● What is required: Make an exact copy of all the entries below, with the pictures left out.

(Recorded data)
* begin *
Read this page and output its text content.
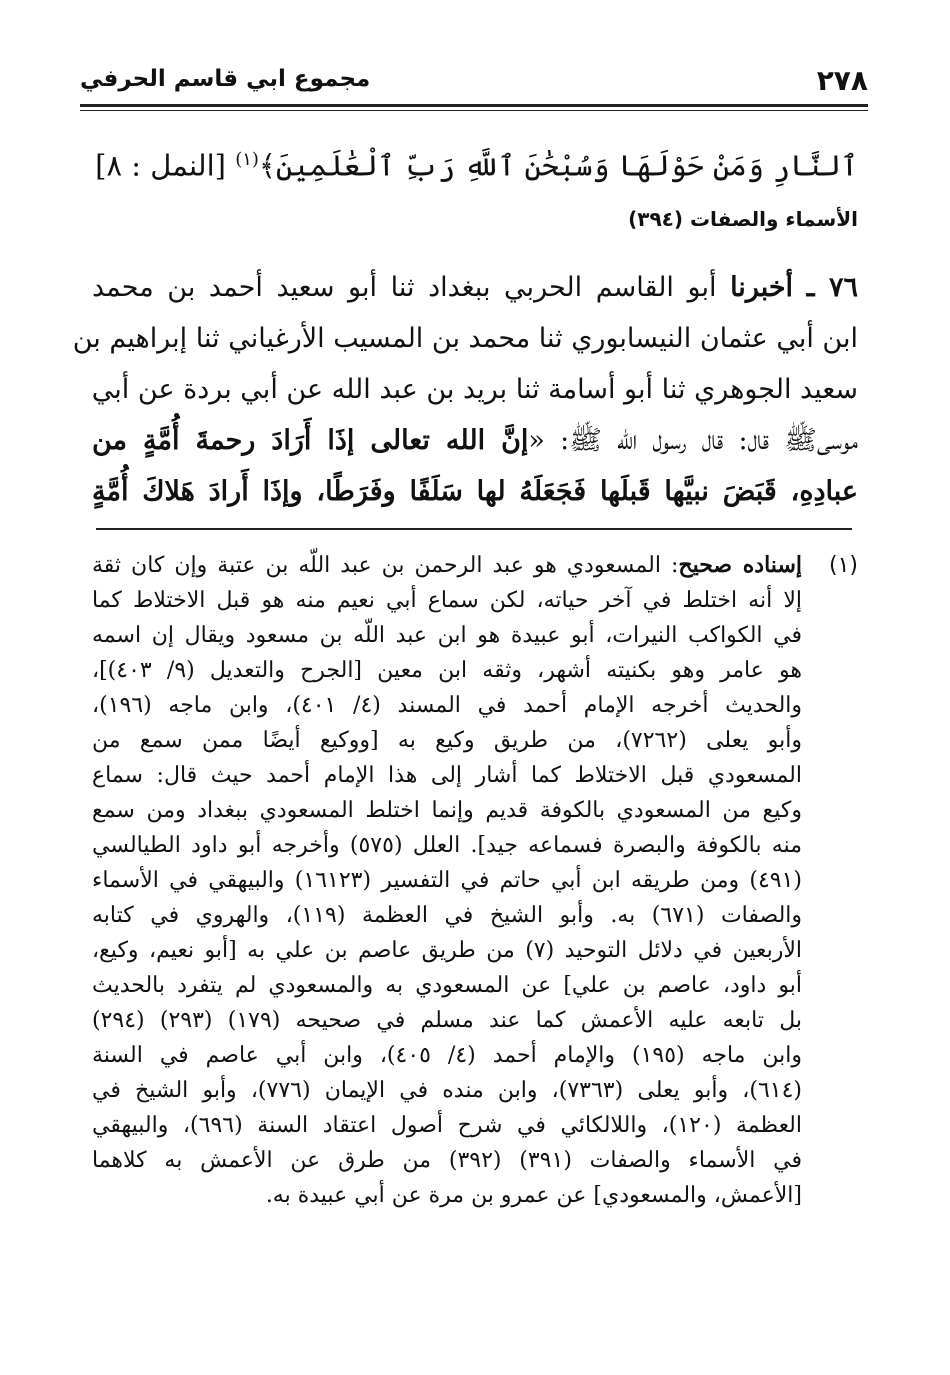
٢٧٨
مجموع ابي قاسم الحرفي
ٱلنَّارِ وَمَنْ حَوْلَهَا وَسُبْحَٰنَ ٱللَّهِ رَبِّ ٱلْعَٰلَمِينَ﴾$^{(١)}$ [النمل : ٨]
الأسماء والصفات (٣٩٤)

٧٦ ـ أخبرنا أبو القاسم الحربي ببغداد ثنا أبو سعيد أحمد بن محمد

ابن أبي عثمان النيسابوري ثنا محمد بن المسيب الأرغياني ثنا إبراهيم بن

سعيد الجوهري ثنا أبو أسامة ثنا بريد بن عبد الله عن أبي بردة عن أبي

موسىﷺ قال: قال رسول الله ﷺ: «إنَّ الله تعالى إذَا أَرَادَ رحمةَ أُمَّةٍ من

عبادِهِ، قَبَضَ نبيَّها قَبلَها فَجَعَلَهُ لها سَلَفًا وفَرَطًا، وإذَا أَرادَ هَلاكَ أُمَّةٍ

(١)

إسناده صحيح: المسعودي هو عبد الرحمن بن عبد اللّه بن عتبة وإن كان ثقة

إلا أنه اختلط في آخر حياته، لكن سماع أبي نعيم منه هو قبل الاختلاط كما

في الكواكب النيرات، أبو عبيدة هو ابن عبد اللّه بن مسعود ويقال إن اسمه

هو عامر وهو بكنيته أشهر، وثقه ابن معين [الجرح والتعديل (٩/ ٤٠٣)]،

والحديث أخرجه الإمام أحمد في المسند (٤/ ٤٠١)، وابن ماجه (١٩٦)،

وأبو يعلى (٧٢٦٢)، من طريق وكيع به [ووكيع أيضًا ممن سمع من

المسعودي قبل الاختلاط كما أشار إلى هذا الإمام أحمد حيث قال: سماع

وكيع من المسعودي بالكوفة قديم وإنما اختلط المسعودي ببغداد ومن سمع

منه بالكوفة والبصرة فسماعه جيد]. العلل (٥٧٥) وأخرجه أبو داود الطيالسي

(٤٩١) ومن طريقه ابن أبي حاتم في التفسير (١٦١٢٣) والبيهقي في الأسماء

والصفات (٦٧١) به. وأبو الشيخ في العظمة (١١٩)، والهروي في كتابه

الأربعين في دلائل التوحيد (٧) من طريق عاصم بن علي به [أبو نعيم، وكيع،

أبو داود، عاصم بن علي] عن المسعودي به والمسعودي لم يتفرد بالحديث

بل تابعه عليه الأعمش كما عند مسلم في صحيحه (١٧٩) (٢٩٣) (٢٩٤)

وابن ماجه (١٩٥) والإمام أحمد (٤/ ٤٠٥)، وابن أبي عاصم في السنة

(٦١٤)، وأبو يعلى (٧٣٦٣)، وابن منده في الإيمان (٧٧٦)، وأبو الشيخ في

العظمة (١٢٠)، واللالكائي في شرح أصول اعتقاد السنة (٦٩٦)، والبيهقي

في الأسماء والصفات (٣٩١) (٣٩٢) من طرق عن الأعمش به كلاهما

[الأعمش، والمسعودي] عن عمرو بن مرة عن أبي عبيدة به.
* end *
● Right answer:
Read this page and output its text content.
٢٧٨
مجموع ابي قاسم الحرفي
ٱلنَّارِ وَمَنْ حَوْلَهَا وَسُبْحَٰنَ ٱللَّهِ رَبِّ ٱلْعَٰلَمِينَ﴾$^{(١)}$ [النمل : ٨]
الأسماء والصفات (٣٩٤)

٧٦ ـ أخبرنا أبو القاسم الحربي ببغداد ثنا أبو سعيد أحمد بن محمد

ابن أبي عثمان النيسابوري ثنا محمد بن المسيب الأرغياني ثنا إبراهيم بن

سعيد الجوهري ثنا أبو أسامة ثنا بريد بن عبد الله عن أبي بردة عن أبي

موسىﷺ قال: قال رسول الله ﷺ: «إنَّ الله تعالى إذَا أَرَادَ رحمةَ أُمَّةٍ من

عبادِهِ، قَبَضَ نبيَّها قَبلَها فَجَعَلَهُ لها سَلَفًا وفَرَطًا، وإذَا أَرادَ هَلاكَ أُمَّةٍ

(١)

إسناده صحيح: المسعودي هو عبد الرحمن بن عبد اللّه بن عتبة وإن كان ثقة

إلا أنه اختلط في آخر حياته، لكن سماع أبي نعيم منه هو قبل الاختلاط كما

في الكواكب النيرات، أبو عبيدة هو ابن عبد اللّه بن مسعود ويقال إن اسمه

هو عامر وهو بكنيته أشهر، وثقه ابن معين [الجرح والتعديل (٩/ ٤٠٣)]،

والحديث أخرجه الإمام أحمد في المسند (٤/ ٤٠١)، وابن ماجه (١٩٦)،

وأبو يعلى (٧٢٦٢)، من طريق وكيع به [ووكيع أيضًا ممن سمع من

المسعودي قبل الاختلاط كما أشار إلى هذا الإمام أحمد حيث قال: سماع

وكيع من المسعودي بالكوفة قديم وإنما اختلط المسعودي ببغداد ومن سمع

منه بالكوفة والبصرة فسماعه جيد]. العلل (٥٧٥) وأخرجه أبو داود الطيالسي

(٤٩١) ومن طريقه ابن أبي حاتم في التفسير (١٦١٢٣) والبيهقي في الأسماء

والصفات (٦٧١) به. وأبو الشيخ في العظمة (١١٩)، والهروي في كتابه

الأربعين في دلائل التوحيد (٧) من طريق عاصم بن علي به [أبو نعيم، وكيع،

أبو داود، عاصم بن علي] عن المسعودي به والمسعودي لم يتفرد بالحديث

بل تابعه عليه الأعمش كما عند مسلم في صحيحه (١٧٩) (٢٩٣) (٢٩٤)

وابن ماجه (١٩٥) والإمام أحمد (٤/ ٤٠٥)، وابن أبي عاصم في السنة

(٦١٤)، وأبو يعلى (٧٣٦٣)، وابن منده في الإيمان (٧٧٦)، وأبو الشيخ في

العظمة (١٢٠)، واللالكائي في شرح أصول اعتقاد السنة (٦٩٦)، والبيهقي

في الأسماء والصفات (٣٩١) (٣٩٢) من طرق عن الأعمش به كلاهما

[الأعمش، والمسعودي] عن عمرو بن مرة عن أبي عبيدة به.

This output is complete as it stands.